Task requirements:
Without the images, output each record below as it stands.

Available data:
▼

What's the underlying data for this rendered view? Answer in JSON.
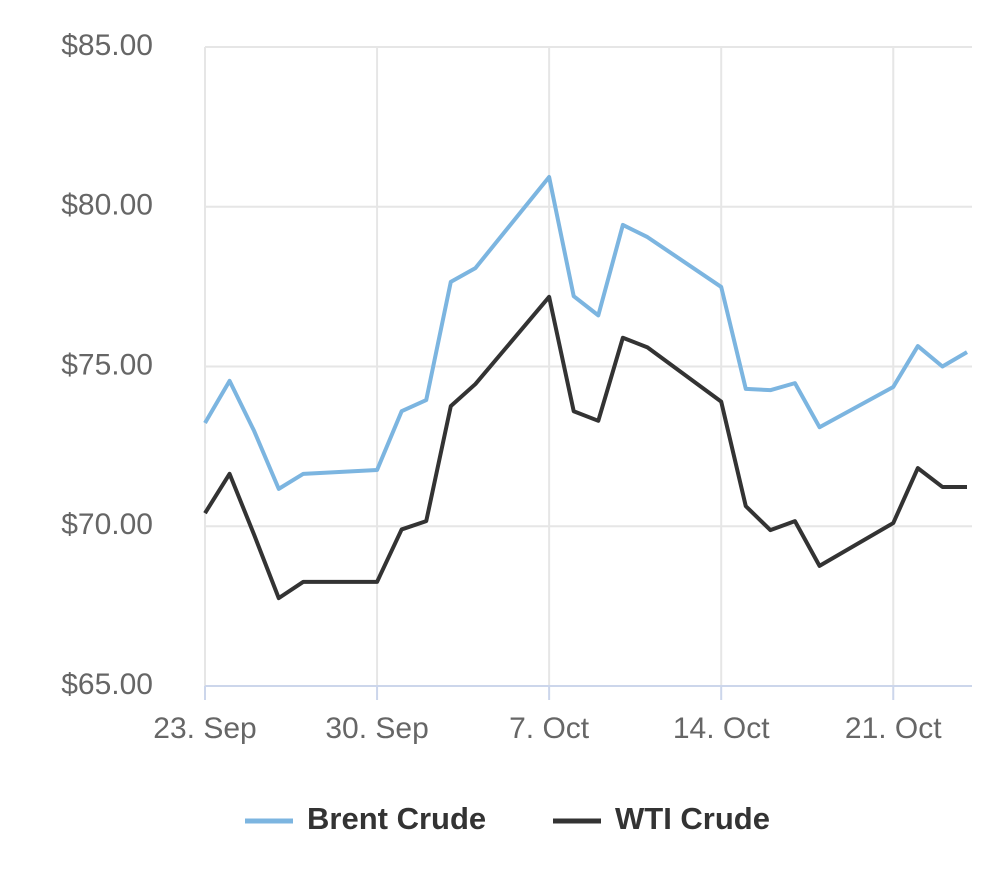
{
  "chart_data": {
    "type": "line",
    "x": [
      "23. Sep",
      "24. Sep",
      "25. Sep",
      "26. Sep",
      "27. Sep",
      "30. Sep",
      "1. Oct",
      "2. Oct",
      "3. Oct",
      "4. Oct",
      "7. Oct",
      "8. Oct",
      "9. Oct",
      "10. Oct",
      "11. Oct",
      "14. Oct",
      "15. Oct",
      "16. Oct",
      "17. Oct",
      "18. Oct",
      "21. Oct",
      "22. Oct",
      "23. Oct",
      "24. Oct"
    ],
    "series": [
      {
        "name": "Brent Crude",
        "color": "#7cb5e0",
        "values": [
          73.23,
          74.55,
          72.98,
          71.17,
          71.64,
          71.76,
          73.6,
          73.95,
          77.65,
          78.08,
          80.93,
          77.2,
          76.6,
          79.43,
          79.05,
          77.49,
          74.3,
          74.26,
          74.48,
          73.1,
          74.36,
          75.64,
          75.0,
          75.45
        ]
      },
      {
        "name": "WTI Crude",
        "color": "#333333",
        "values": [
          70.41,
          71.64,
          69.73,
          67.75,
          68.26,
          68.26,
          69.9,
          70.16,
          73.76,
          74.45,
          77.18,
          73.6,
          73.3,
          75.9,
          75.6,
          73.9,
          70.63,
          69.88,
          70.16,
          68.76,
          70.1,
          71.82,
          71.23,
          71.23
        ]
      }
    ],
    "xlim": [
      "23. Sep",
      "24. Oct"
    ],
    "xticks": [
      "23. Sep",
      "30. Sep",
      "7. Oct",
      "14. Oct",
      "21. Oct"
    ],
    "ylim": [
      65,
      85
    ],
    "yticks": [
      {
        "value": 65,
        "label": "$65.00"
      },
      {
        "value": 70,
        "label": "$70.00"
      },
      {
        "value": 75,
        "label": "$75.00"
      },
      {
        "value": 80,
        "label": "$80.00"
      },
      {
        "value": 85,
        "label": "$85.00"
      }
    ],
    "grid": true,
    "legend": "bottom"
  }
}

▲

Task response:
What's the underlying data for this rendered view? Answer in JSON.
{
  "chart_data": {
    "type": "line",
    "x": [
      "23. Sep",
      "24. Sep",
      "25. Sep",
      "26. Sep",
      "27. Sep",
      "30. Sep",
      "1. Oct",
      "2. Oct",
      "3. Oct",
      "4. Oct",
      "7. Oct",
      "8. Oct",
      "9. Oct",
      "10. Oct",
      "11. Oct",
      "14. Oct",
      "15. Oct",
      "16. Oct",
      "17. Oct",
      "18. Oct",
      "21. Oct",
      "22. Oct",
      "23. Oct",
      "24. Oct"
    ],
    "series": [
      {
        "name": "Brent Crude",
        "color": "#7cb5e0",
        "values": [
          73.23,
          74.55,
          72.98,
          71.17,
          71.64,
          71.76,
          73.6,
          73.95,
          77.65,
          78.08,
          80.93,
          77.2,
          76.6,
          79.43,
          79.05,
          77.49,
          74.3,
          74.26,
          74.48,
          73.1,
          74.36,
          75.64,
          75.0,
          75.45
        ]
      },
      {
        "name": "WTI Crude",
        "color": "#333333",
        "values": [
          70.41,
          71.64,
          69.73,
          67.75,
          68.26,
          68.26,
          69.9,
          70.16,
          73.76,
          74.45,
          77.18,
          73.6,
          73.3,
          75.9,
          75.6,
          73.9,
          70.63,
          69.88,
          70.16,
          68.76,
          70.1,
          71.82,
          71.23,
          71.23
        ]
      }
    ],
    "xlim": [
      "23. Sep",
      "24. Oct"
    ],
    "xticks": [
      "23. Sep",
      "30. Sep",
      "7. Oct",
      "14. Oct",
      "21. Oct"
    ],
    "ylim": [
      65,
      85
    ],
    "yticks": [
      {
        "value": 65,
        "label": "$65.00"
      },
      {
        "value": 70,
        "label": "$70.00"
      },
      {
        "value": 75,
        "label": "$75.00"
      },
      {
        "value": 80,
        "label": "$80.00"
      },
      {
        "value": 85,
        "label": "$85.00"
      }
    ],
    "grid": true,
    "legend": "bottom"
  }
}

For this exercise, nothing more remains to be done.